→ Materials provided:
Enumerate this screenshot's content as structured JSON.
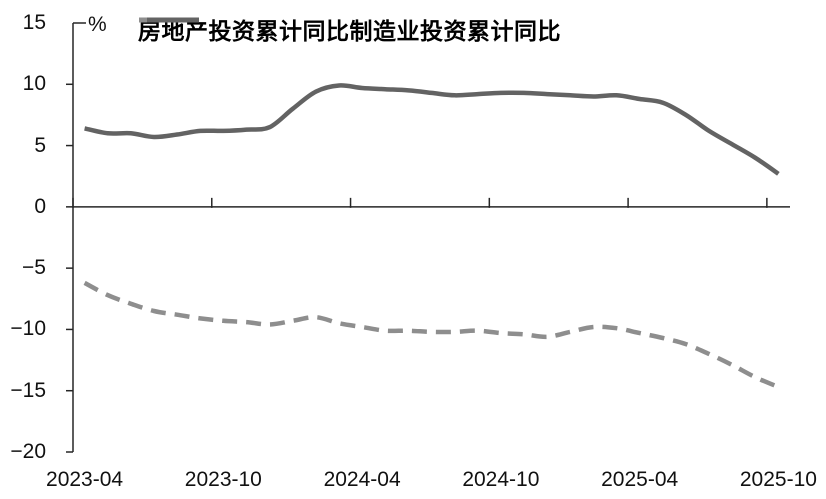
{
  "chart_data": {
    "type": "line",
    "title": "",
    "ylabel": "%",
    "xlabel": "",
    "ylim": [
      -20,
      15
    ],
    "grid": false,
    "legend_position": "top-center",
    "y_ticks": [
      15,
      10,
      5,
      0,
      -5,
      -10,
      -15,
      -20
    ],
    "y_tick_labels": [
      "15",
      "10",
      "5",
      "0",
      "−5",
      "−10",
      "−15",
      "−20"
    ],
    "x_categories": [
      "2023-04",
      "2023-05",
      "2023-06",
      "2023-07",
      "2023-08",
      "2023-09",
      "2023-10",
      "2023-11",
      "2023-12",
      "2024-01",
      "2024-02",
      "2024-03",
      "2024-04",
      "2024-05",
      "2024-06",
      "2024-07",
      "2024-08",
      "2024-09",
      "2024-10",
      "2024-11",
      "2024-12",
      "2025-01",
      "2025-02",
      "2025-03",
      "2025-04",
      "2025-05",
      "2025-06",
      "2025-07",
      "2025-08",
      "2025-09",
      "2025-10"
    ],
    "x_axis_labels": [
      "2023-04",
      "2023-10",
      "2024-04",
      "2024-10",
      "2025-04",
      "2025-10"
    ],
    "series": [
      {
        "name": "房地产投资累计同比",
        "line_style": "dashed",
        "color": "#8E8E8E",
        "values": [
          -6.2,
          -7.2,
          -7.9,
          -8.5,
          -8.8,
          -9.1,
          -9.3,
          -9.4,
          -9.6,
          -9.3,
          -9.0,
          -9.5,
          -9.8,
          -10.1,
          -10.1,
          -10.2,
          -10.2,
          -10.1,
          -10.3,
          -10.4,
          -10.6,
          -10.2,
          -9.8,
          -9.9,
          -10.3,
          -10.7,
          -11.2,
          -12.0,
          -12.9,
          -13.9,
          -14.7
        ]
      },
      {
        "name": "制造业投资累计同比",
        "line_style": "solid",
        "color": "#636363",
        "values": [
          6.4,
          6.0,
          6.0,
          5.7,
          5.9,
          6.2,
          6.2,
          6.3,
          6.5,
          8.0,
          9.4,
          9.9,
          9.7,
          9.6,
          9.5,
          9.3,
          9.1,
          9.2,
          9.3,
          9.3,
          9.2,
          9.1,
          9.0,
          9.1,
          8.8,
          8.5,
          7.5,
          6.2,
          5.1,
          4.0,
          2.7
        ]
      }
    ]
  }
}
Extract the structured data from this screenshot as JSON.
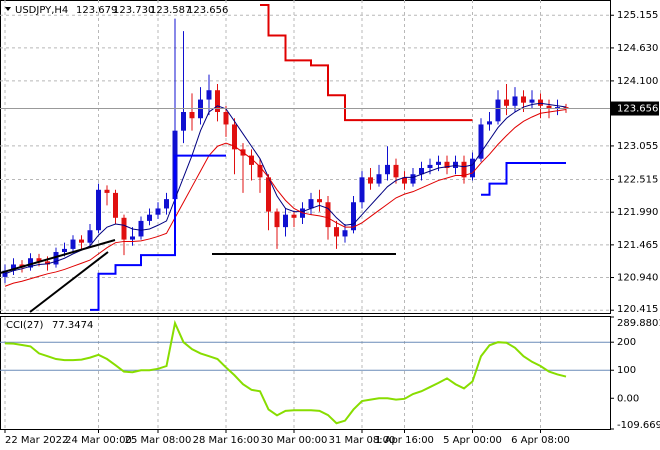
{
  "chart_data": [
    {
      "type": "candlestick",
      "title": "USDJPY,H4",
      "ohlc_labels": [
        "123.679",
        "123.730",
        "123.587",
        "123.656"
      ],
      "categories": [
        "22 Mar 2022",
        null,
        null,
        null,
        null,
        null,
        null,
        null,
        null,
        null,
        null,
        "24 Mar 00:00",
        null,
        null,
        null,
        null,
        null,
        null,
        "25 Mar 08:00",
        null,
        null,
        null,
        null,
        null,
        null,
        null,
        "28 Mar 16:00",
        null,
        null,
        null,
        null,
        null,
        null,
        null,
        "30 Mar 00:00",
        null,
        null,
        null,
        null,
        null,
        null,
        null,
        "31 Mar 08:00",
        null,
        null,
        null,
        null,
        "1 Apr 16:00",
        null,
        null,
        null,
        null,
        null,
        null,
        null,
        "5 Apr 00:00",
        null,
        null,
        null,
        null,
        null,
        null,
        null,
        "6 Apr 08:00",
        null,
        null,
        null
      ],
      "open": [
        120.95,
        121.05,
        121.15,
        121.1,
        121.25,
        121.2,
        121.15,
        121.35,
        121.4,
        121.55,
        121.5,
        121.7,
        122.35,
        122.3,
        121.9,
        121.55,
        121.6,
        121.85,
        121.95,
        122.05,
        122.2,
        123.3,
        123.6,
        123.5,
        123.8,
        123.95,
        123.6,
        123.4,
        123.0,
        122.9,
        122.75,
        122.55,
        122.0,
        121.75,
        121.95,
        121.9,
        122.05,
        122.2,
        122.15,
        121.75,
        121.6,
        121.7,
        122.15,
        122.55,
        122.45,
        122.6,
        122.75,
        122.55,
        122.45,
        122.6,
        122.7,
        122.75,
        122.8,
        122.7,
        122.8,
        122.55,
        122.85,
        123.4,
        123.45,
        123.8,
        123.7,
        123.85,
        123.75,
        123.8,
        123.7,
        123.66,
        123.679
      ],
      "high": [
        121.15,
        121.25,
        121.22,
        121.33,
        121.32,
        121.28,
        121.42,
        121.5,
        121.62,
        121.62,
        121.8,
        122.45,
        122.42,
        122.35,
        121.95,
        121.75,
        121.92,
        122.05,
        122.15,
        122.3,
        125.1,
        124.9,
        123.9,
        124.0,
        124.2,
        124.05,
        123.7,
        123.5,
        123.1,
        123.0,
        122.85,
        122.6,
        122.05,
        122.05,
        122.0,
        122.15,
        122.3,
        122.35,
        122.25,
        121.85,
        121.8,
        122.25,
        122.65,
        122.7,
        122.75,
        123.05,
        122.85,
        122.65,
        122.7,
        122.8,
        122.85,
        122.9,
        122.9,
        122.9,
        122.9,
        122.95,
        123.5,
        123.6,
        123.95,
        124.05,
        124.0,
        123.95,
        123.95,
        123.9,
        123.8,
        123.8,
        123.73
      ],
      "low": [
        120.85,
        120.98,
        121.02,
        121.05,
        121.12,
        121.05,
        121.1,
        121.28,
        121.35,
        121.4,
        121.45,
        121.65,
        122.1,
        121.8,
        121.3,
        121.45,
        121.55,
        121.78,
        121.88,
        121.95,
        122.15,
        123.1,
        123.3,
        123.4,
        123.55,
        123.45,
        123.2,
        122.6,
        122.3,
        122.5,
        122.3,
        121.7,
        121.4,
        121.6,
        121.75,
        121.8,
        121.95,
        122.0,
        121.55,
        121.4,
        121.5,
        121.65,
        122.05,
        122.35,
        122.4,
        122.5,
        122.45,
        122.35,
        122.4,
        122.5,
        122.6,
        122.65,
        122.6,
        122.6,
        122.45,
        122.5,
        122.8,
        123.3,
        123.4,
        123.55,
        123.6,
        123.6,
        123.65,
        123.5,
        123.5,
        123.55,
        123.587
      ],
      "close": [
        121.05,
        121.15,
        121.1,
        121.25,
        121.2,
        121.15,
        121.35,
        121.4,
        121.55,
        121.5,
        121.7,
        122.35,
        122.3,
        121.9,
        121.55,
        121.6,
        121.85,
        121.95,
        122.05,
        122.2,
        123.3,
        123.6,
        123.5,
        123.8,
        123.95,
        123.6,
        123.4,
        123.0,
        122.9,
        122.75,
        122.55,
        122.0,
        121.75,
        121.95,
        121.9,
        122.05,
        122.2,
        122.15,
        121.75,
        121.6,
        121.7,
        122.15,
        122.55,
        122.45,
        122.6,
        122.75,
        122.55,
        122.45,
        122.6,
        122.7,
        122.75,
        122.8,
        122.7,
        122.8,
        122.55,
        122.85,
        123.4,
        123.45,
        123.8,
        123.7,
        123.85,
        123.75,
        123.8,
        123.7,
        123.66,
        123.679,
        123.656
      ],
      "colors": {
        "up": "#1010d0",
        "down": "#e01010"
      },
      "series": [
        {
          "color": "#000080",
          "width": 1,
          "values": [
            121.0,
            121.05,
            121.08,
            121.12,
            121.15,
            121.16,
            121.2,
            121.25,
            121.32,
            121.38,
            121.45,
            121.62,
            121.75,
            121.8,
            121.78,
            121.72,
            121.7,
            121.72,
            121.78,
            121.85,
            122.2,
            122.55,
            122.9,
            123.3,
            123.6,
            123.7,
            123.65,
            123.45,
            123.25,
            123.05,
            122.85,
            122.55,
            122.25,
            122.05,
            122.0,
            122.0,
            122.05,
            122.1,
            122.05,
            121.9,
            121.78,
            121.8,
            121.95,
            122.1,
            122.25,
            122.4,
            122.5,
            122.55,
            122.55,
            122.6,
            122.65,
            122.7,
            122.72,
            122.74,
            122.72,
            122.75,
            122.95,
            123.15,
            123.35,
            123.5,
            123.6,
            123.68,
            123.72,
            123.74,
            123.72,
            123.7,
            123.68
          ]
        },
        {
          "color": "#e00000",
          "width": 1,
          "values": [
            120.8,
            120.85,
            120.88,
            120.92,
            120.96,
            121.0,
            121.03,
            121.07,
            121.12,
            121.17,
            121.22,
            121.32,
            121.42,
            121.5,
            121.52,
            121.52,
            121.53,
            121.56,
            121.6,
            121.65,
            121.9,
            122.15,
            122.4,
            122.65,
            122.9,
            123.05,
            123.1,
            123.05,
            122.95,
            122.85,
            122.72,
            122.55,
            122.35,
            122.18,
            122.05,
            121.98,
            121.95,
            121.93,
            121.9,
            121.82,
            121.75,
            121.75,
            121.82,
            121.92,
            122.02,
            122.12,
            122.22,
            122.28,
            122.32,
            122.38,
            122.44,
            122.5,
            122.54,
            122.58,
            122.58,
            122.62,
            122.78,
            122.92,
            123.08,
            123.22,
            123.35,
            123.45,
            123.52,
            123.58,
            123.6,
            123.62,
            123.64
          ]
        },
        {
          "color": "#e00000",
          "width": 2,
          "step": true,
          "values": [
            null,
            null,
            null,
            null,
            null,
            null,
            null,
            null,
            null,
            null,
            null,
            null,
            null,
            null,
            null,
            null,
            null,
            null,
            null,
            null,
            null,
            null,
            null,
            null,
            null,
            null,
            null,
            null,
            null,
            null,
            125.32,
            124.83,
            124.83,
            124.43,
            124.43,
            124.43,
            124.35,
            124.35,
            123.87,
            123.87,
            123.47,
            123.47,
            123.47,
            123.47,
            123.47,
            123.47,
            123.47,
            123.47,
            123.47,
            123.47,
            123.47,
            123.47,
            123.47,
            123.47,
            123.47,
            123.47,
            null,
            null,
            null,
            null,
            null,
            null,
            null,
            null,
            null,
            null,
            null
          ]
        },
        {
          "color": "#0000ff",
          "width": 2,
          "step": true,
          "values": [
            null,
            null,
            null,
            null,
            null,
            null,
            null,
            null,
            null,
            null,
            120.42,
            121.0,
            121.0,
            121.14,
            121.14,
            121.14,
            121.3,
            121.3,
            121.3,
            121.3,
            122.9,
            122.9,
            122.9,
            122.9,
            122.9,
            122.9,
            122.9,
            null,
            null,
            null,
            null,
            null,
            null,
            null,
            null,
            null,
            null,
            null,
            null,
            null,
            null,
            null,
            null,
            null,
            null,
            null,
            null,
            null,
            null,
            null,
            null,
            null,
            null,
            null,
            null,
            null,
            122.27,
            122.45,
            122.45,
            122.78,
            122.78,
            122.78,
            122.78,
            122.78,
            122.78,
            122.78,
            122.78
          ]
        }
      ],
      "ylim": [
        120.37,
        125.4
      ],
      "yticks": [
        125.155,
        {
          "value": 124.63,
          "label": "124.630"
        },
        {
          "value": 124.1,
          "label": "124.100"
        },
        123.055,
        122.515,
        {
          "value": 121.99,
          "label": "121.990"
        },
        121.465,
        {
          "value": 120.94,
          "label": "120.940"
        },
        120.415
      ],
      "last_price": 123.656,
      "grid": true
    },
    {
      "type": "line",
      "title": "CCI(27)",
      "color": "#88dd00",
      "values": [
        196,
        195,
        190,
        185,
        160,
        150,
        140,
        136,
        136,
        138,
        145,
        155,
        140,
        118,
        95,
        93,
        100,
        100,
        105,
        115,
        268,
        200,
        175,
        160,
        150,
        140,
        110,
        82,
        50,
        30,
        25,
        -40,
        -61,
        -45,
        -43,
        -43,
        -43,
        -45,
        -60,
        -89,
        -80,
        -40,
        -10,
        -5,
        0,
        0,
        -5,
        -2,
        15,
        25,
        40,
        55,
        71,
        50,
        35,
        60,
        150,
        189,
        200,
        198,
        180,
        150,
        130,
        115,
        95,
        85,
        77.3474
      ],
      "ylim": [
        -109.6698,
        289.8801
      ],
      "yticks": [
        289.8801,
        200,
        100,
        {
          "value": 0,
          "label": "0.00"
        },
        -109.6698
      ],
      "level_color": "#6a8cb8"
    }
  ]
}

→ Directions for this task:
From the entries above, copy each line holding "screenshot".

→ Solution:
Enumerate this screenshot's content as structured JSON.
Extract the structured data from this screenshot as JSON.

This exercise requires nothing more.